Passage to read:
What's the problem and how can I fix it? I've made my git repo available if more information is needed.
TL;DR : You haven't read your entire kernel into memory with your bootloader in start.asm. Missing code and/or data is causing your kernel to crash with a triple fault which results in a reboot. You will need to read more sectors as your kernel grows.
I noticed that your generated lunaos.img is larger than 1024 bytes. The bootloader is 512 bytes, and the kernel after it is slightly more than 512 bytes. That means the kernel now spans multiple sectors. In your kernel.asm you load a single 512-byte sector with this code:
load_kernel:
mov ah, 0x02 ; call function 0x02 of int 13h (read sectors)
mov al, 0x18 ; read one sector (512 bytes)
mov ch, 0x00 ; track 0
mov cl, 0x02 ; sector 2
mov dh, 0x00 ; head 0
; mov dl, 0x00 ; drive 0, floppy 1. Comment out DL passed to bootloader
xor bx, bx ; segment 0x0000
mov es, bx ; segments must be loaded from non immediate data
mov bx, 0x7E00 ; load the kernel right after the bootloader in memory
.readsector:
int 13h ; call int 13h
jc .readsector ; error? try again
In particular:
mov al, 0x01 ; read one sector (512 bytes)
This is at the heart of your problem. Since you are booting as a floppy I'd recommend generating a 1.44MiB file and placing your bootloader and kernel in it with:
dd if=/dev/zero of=bin/lunaos.img bs=1024 count=1440
dd if=bin/os.bin of=bin/lunaos.img bs=512 conv=notrunc seek=0
The first command makes a 1.44MiB file filled with zeros. The second uses conv=notrunc to tell DD not truncate the file after writing. seek=0 tells DD to start writing at the first logical sector in the file. The result would be that os.bin is placed inside of a 1.44MiB image starting at logical sector 0 without truncating the original file when finished.

Exercise set:
**a.** Name each distinct option, in name=value form, that is passed to dd in the two dd commands in the bootloader explanation. Give only the option names.
**b.** Transcribe the bootloader explanation verbatim, taking everything from "What's the problem" down to "your kernel grows.".

Extracted material:

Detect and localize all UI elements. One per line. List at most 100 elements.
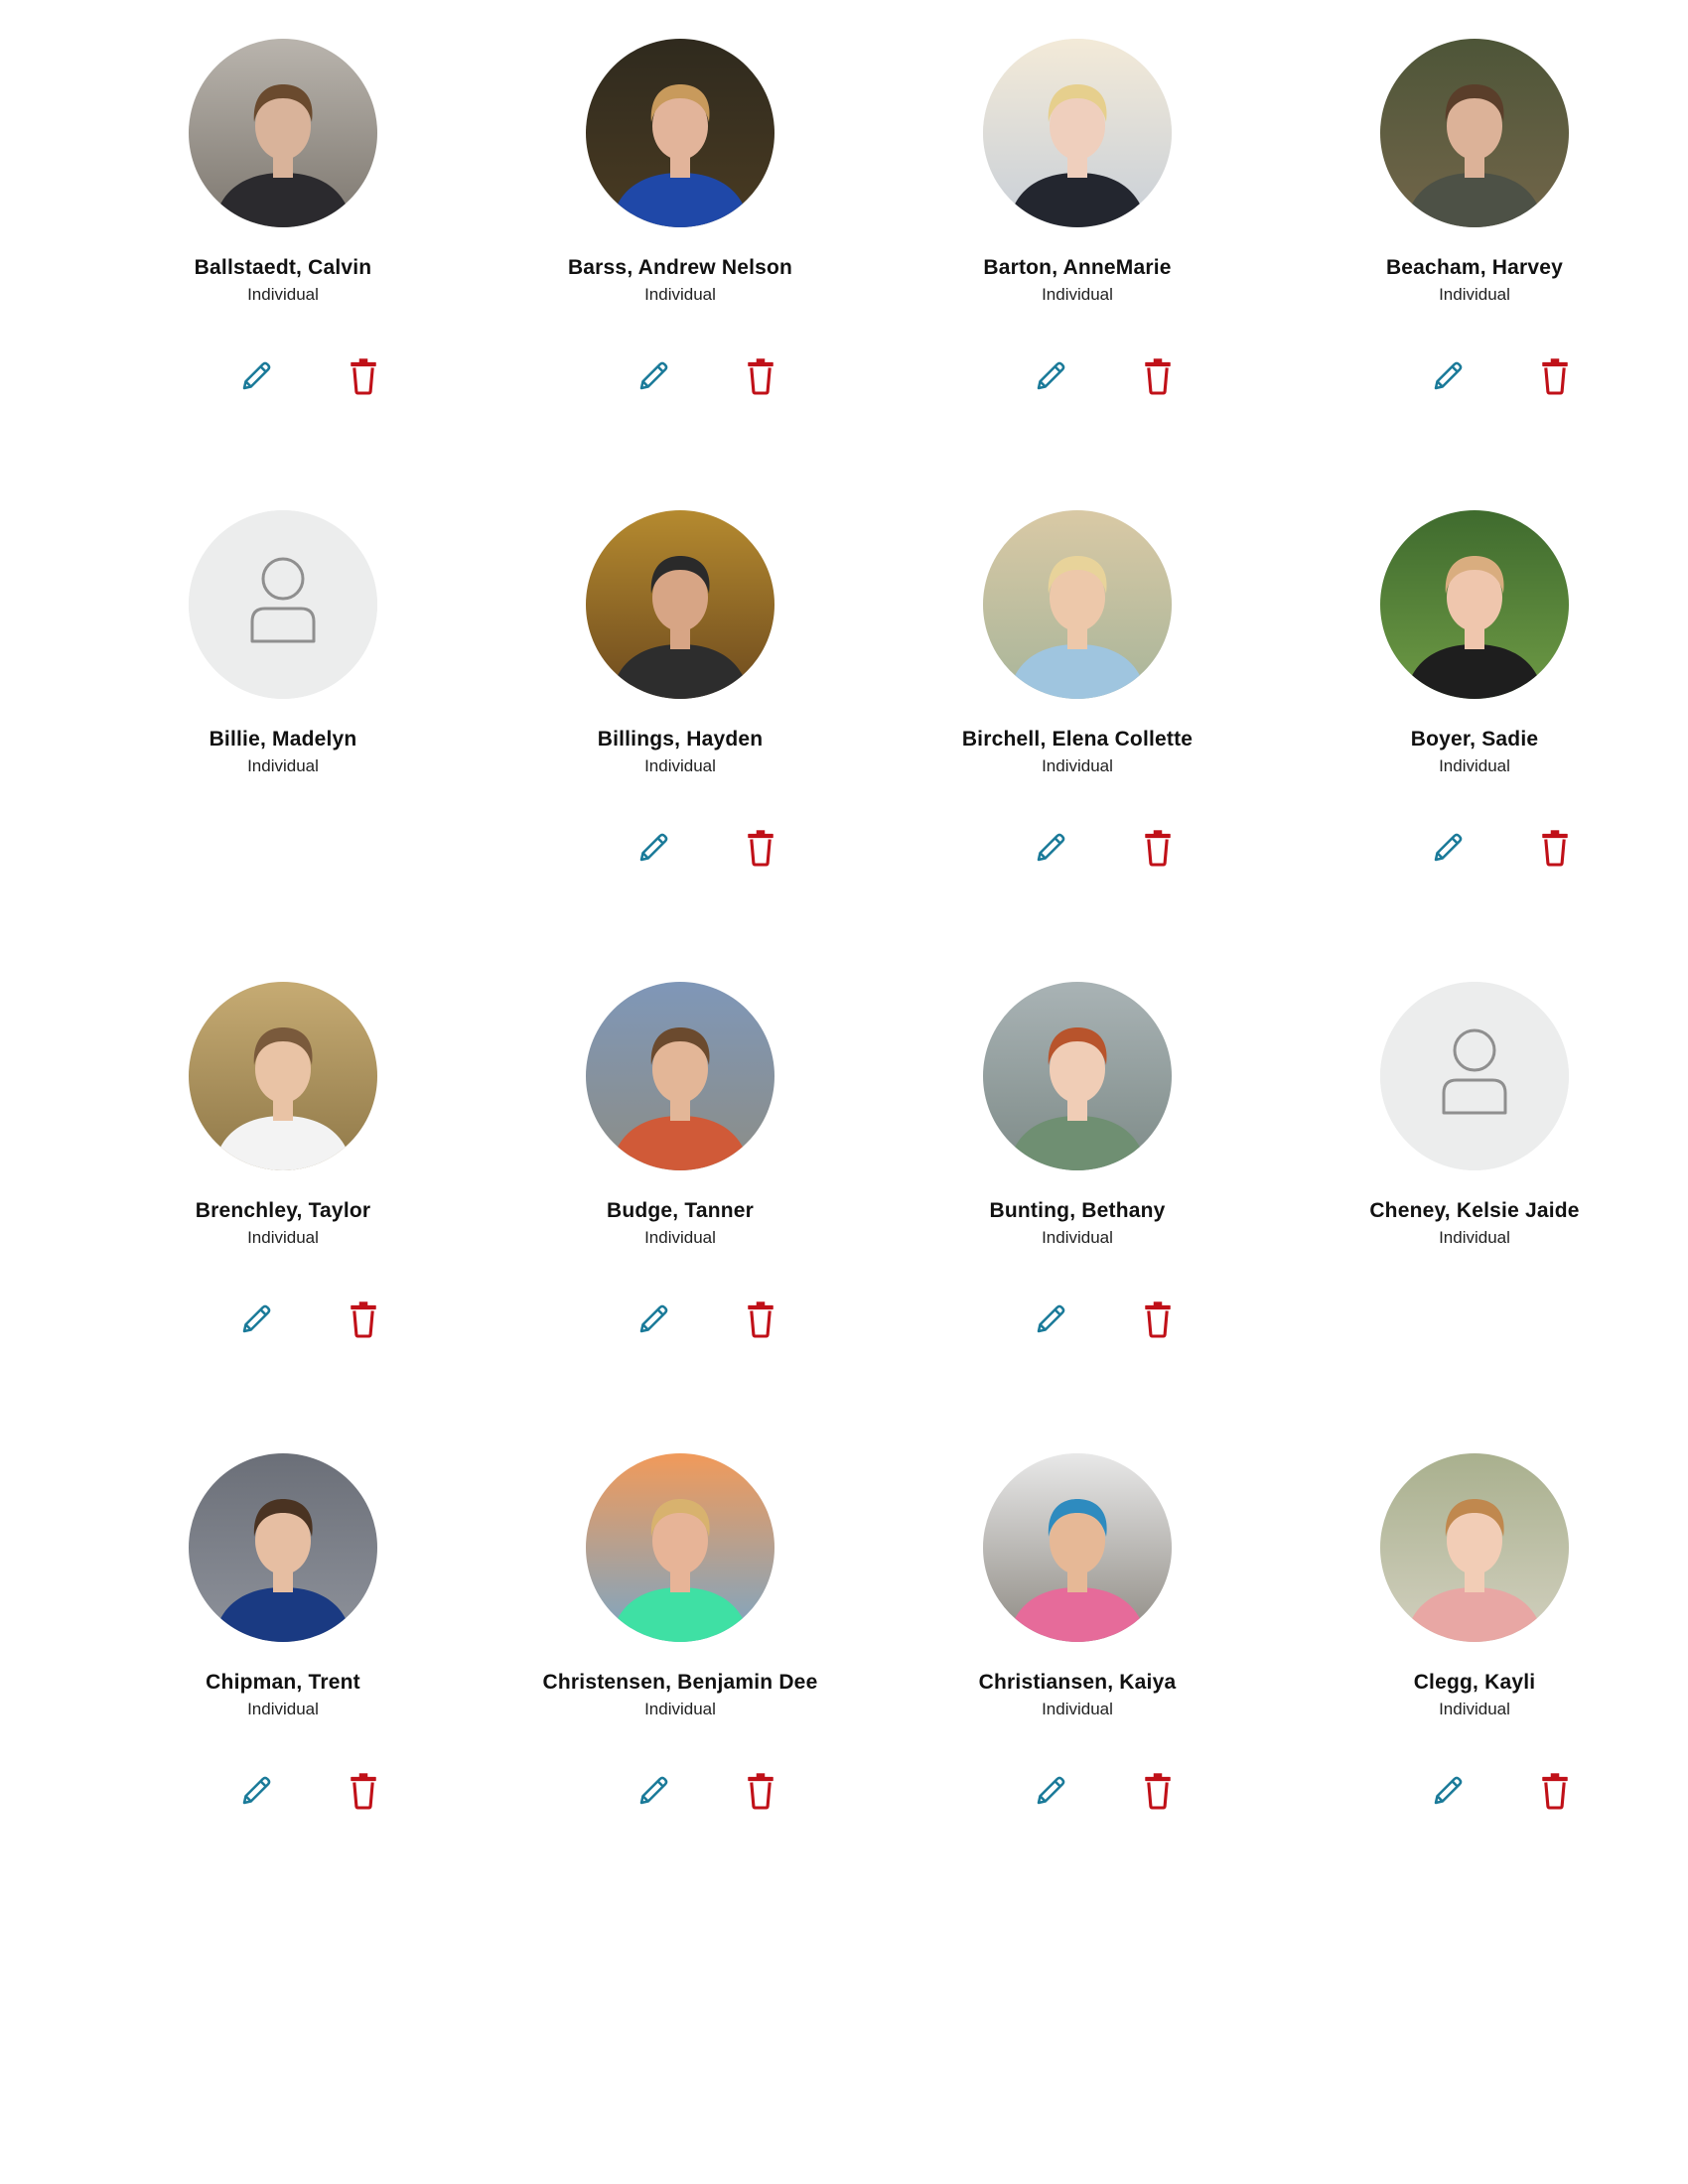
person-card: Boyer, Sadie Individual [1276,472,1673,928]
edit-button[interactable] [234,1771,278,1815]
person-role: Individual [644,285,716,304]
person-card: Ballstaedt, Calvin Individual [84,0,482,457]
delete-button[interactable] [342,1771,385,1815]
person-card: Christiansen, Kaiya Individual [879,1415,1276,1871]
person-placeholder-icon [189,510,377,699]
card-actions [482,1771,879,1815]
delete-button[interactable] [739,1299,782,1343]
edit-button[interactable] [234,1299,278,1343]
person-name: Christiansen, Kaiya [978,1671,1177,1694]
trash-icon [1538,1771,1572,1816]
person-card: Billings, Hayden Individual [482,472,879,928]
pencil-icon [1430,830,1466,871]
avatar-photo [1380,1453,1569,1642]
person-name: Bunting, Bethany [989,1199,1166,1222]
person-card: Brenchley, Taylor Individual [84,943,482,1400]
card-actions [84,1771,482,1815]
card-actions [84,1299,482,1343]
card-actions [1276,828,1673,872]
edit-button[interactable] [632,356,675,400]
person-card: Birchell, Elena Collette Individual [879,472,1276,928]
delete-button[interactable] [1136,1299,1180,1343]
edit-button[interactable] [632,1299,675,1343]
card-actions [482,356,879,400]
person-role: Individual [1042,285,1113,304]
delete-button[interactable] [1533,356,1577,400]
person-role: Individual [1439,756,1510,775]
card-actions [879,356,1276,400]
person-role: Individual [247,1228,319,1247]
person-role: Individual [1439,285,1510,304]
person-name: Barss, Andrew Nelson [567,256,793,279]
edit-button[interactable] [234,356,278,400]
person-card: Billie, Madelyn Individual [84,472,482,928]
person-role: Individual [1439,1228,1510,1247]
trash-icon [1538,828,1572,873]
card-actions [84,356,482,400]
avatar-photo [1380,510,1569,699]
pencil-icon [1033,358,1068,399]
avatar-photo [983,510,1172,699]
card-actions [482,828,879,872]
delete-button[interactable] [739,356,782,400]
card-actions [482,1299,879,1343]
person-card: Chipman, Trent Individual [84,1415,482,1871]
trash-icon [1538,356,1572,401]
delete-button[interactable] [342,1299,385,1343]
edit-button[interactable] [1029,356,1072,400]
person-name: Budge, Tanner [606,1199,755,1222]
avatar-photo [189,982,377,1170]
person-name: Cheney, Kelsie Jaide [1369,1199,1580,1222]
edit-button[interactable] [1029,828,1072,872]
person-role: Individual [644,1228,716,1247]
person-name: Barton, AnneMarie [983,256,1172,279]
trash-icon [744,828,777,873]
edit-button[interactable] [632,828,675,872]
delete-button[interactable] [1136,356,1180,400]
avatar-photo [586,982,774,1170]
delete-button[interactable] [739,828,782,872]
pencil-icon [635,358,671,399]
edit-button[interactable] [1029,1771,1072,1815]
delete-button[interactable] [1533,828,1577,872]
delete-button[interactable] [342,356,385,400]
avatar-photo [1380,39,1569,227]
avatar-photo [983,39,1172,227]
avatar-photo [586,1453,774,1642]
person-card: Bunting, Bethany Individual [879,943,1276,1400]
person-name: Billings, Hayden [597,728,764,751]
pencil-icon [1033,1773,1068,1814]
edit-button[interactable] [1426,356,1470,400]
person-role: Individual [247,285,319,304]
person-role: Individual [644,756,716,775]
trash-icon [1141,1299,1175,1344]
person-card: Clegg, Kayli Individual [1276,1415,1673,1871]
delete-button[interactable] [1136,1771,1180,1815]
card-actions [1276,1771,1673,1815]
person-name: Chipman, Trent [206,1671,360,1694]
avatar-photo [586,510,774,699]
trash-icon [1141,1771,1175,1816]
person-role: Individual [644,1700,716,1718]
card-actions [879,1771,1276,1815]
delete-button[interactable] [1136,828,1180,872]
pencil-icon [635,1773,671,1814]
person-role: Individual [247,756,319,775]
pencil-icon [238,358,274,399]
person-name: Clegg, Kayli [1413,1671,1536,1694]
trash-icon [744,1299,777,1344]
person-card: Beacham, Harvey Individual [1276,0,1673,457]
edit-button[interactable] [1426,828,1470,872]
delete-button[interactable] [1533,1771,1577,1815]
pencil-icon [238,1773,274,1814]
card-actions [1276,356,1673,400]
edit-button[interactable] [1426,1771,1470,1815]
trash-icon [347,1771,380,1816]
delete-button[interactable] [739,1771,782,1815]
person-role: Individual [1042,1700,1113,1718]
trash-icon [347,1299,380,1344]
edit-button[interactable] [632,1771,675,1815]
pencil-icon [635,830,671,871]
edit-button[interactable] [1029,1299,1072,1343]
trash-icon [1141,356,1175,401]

Solutions by task:
**a.** if, of, bs, count, conv, seek

**b.**
What's the problem and how can I fix it? I've made my git repo available if more information is needed.
TL;DR : You haven't read your entire kernel into memory with your bootloader in start.asm. Missing code and/or data is causing your kernel to crash with a triple fault which results in a reboot. You will need to read more sectors as your kernel grows.